Excerpt.
National Geographic News: NATIONALGEOGRAPHIC.COM/NEWS
 

 

NASA Mini-Plane Holds Promise for Mars, Military

John Roach
for National Geographic News
April 7, 2006
 
NASA scientists have programmed a model airplane to seek out rising columns of hot air called thermals and use them to soar like a bird.

The airplane could help monitor forest fires, guard borders, and collect weather data, according to the team.

In the future such planes could use similar updrafts to extend flight time on Mars, giving scientists a bird's-eye view of the planet.

"There have been large dust devils detected on Mars, which indicates a lot of convection [warm updrafts]," said Michael Allen, an aerospace engineer at NASA's Dryden Flight Research Center in Edwards, California.

Allen led the team that helped design the soaring airplane. The vehicle is nicknamed Cloud Swift after a bird known to eat insects found floating in thermals.

The airplane is an off-the-shelf model glider with a 14-foot (4-meter) wingspan. It's equipped with an autopilot device that's programmed to seek out and fly in thermals.

Thermal Sensor

Allen was inspired to make the plane—known as an unmanned air vehicle (UAV)—after watching birds and glider pilots seek out thermals to extend their time in the air.

(See and download a photo of sandhill cranes floating on thermals.)

Once inside the thermal, birds and gliders are able to stay aloft and gain altitude without using any energy.

Since the columns of rising hot air are invisible, glider pilots and birds look for places where they're likely to form, such as a plowed field baking under the sun, or signs that thermals are nearby, such as cumulus clouds.

"We programmed the UAV to fly in a search pattern, and when the aircraft starts to rise it would then decide whether the thermal was strong enough to stop and soar," Allen said.

If the sensor decides the thermal is strong enough, the UAV shuts off its power. As the plane soars the onboard computer records what the plane senses, so it can estimate the size and strength of the thermal and locate its center, Allen said.

"It's trying to build a map of the thermal and from that fly in a more optimized circle to get the most energy out of it," he said.

To be done.
• 1. In the article on NASA's thermal-seeking model plane, what is the wingspan of the glider?
• 2. Continue the article on NASA's thermal-seeking model plane from the point where it stops.
The rows that come next are from a separate, unrelated source.

Data shown.
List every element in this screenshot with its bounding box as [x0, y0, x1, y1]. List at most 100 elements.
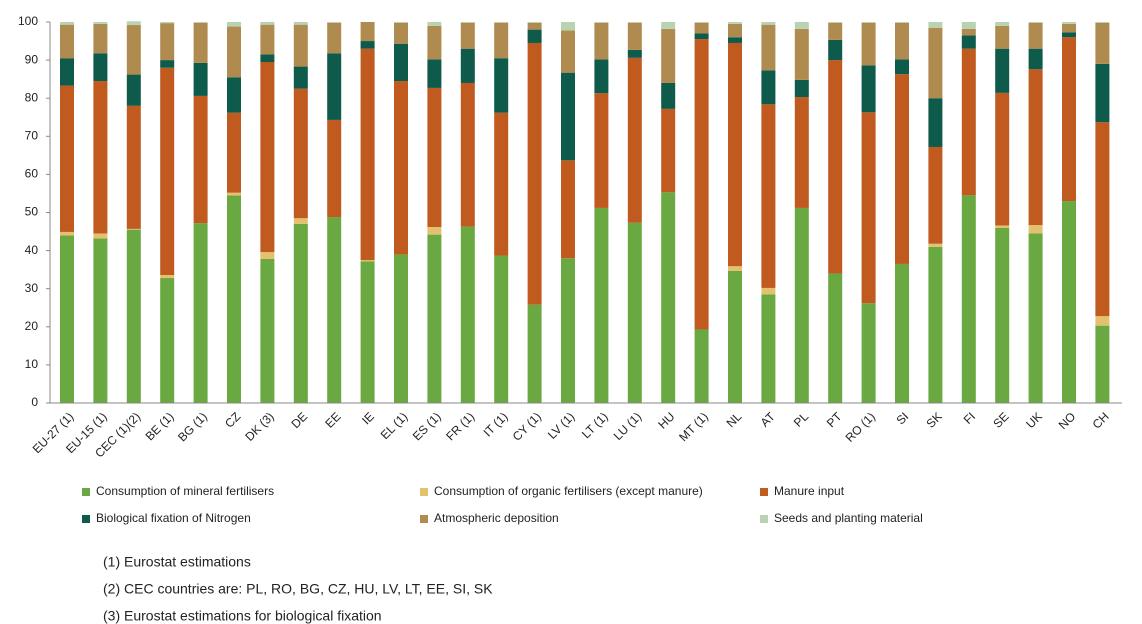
bar-segment	[427, 87, 442, 227]
bar-segment	[60, 235, 74, 403]
bar-segment	[761, 104, 776, 288]
bar-segment	[861, 112, 876, 304]
legend-label: Consumption of organic fertilisers (exce…	[434, 484, 703, 498]
bar-segment	[627, 49, 642, 58]
x-tick-label: CY (1)	[510, 409, 544, 443]
bar-segment	[1028, 233, 1043, 403]
bar-segment	[561, 160, 575, 259]
bar-segment	[861, 65, 876, 113]
bar-segment	[995, 227, 1010, 403]
bar-segment	[494, 255, 509, 403]
bar-segment	[227, 22, 241, 27]
y-tick-label: 20	[25, 319, 39, 333]
bar-segment	[1028, 22, 1043, 49]
bar-segment	[394, 43, 408, 82]
bar-segment	[828, 39, 843, 61]
footnote: (2) CEC countries are: PL, RO, BG, CZ, H…	[103, 581, 493, 597]
bar-segment	[861, 303, 876, 403]
bar-segment	[761, 287, 776, 295]
bar-segment	[761, 294, 776, 403]
bar-segment	[227, 192, 241, 196]
bar-segment	[360, 260, 375, 262]
bar-segment	[1095, 22, 1110, 23]
legend-label: Seeds and planting material	[774, 511, 923, 525]
x-tick-label: ES (1)	[410, 409, 444, 443]
bar-segment	[995, 22, 1010, 26]
bar-segment	[694, 39, 709, 330]
bar-segment	[694, 329, 709, 403]
bar-segment	[928, 98, 943, 147]
bar-segment	[460, 48, 475, 83]
legend-label: Atmospheric deposition	[434, 511, 559, 525]
x-tick-label: CZ	[222, 409, 243, 430]
y-tick-label: 30	[25, 281, 39, 295]
bar-segment	[460, 226, 475, 403]
bar-segment	[160, 22, 175, 24]
bar-segment	[895, 22, 909, 60]
bar-segment	[93, 22, 108, 24]
bar-segment	[160, 60, 175, 68]
bar-segment	[961, 22, 976, 29]
footnote: (1) Eurostat estimations	[103, 554, 251, 570]
bar-segment	[293, 88, 308, 219]
y-tick-label: 90	[25, 52, 39, 66]
bar-segment	[93, 233, 108, 239]
bar-segment	[861, 22, 876, 66]
x-tick-label: SI	[893, 409, 911, 427]
bar-segment	[227, 112, 241, 193]
bar-segment	[694, 22, 709, 23]
bar-segment	[1095, 316, 1110, 326]
y-tick-label: 50	[25, 205, 39, 219]
bar-segment	[928, 27, 943, 99]
bar-segment	[1095, 22, 1110, 64]
bar-segment	[394, 254, 408, 403]
bar-segment	[728, 270, 742, 403]
bar-segment	[895, 263, 909, 403]
bar-segment	[360, 41, 375, 49]
bar-segment	[227, 195, 241, 403]
x-tick-label: PT	[824, 409, 845, 430]
bar-segment	[460, 22, 475, 49]
y-tick-label: 100	[18, 14, 38, 28]
bar-segment	[728, 22, 742, 24]
bar-segment	[327, 217, 342, 403]
bar-segment	[126, 228, 141, 230]
bar-segment	[961, 195, 976, 403]
bar-segment	[427, 22, 442, 26]
bar-segment	[895, 59, 909, 75]
y-tick-label: 40	[25, 243, 39, 257]
x-tick-label: NL	[724, 409, 745, 430]
bar-segment	[60, 231, 74, 236]
bar-segment	[327, 119, 342, 218]
bar-segment	[561, 72, 575, 161]
bar-segment	[260, 62, 275, 253]
x-tick-label: IT (1)	[481, 409, 511, 439]
bar-segment	[193, 223, 208, 403]
bar-segment	[93, 81, 108, 234]
bar-segment	[761, 22, 776, 25]
bar-segment	[1095, 325, 1110, 403]
bar-segment	[494, 112, 509, 256]
bar-segment	[394, 81, 408, 255]
bar-segment	[193, 95, 208, 224]
bar-segment	[594, 93, 609, 208]
x-tick-label: LU (1)	[611, 409, 644, 442]
bar-segment	[728, 23, 742, 38]
x-tick-label: EE	[322, 409, 343, 430]
bar-segment	[460, 82, 475, 227]
bar-segment	[427, 25, 442, 60]
bar-segment	[627, 222, 642, 403]
bar-segment	[60, 22, 74, 25]
x-tick-label: SK	[924, 409, 945, 430]
bar-segment	[694, 33, 709, 40]
bar-segment	[661, 22, 676, 29]
bar-segment	[494, 22, 509, 23]
bar-segment	[627, 57, 642, 223]
bar-segment	[93, 53, 108, 82]
bar-segment	[627, 22, 642, 23]
y-tick-label: 10	[25, 357, 39, 371]
legend-label: Manure input	[774, 484, 845, 498]
bar-segment	[126, 21, 141, 26]
bar-segment	[260, 22, 275, 25]
bar-segment	[594, 207, 609, 403]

Answers given.
• 1. 14 feet (4 meters).

• 2.
"It also estimates the drift of the thermal with the wind so it can stay within it during windy conditions."

Allen and his team launched Cloud Swift on a test flight last fall over Rogers Dry Lake at Edwards Air Force Base.

In the 23 updrafts it detected, the plane gained an average altitude of 565 feet (172 meters). In one strong thermal it climbed 2,770 feet (844 meters).

The aircraft added 60 minutes to its flight time by soaring in the thermals. It could have stayed up longer, were it not for the limitations of the battery that powers the wing motions required for soaring, Allen said.

Future Flights

In future flights Allen and his team hope to teach the plane how to detect and fly in air currents that flow up the sides of hills, called ridge lift.

They would also like to teach the plane a technique called dynamic soaring, which involves shifting between air currents of different speeds.

The techniques would allow the airplane to fly to specific targets, not just loiter around in rising thermals, Allen said.

In addition, Allen's team is collaborating with researchers at the University of Washington in Seattle to extend the concept to multiple UAVs.

Juris Vagners is an aeronautical engineer at the university. He said a team of UAVs could cooperate to find and use thermals like a flock of hawks.

Hawks circle in thermals as they hunt for prey. Periodically one hawk will separate to scout out another thermal. If it finds one, the other birds will wander over to it, Vagners explained. This allows the other hawks to save their energy.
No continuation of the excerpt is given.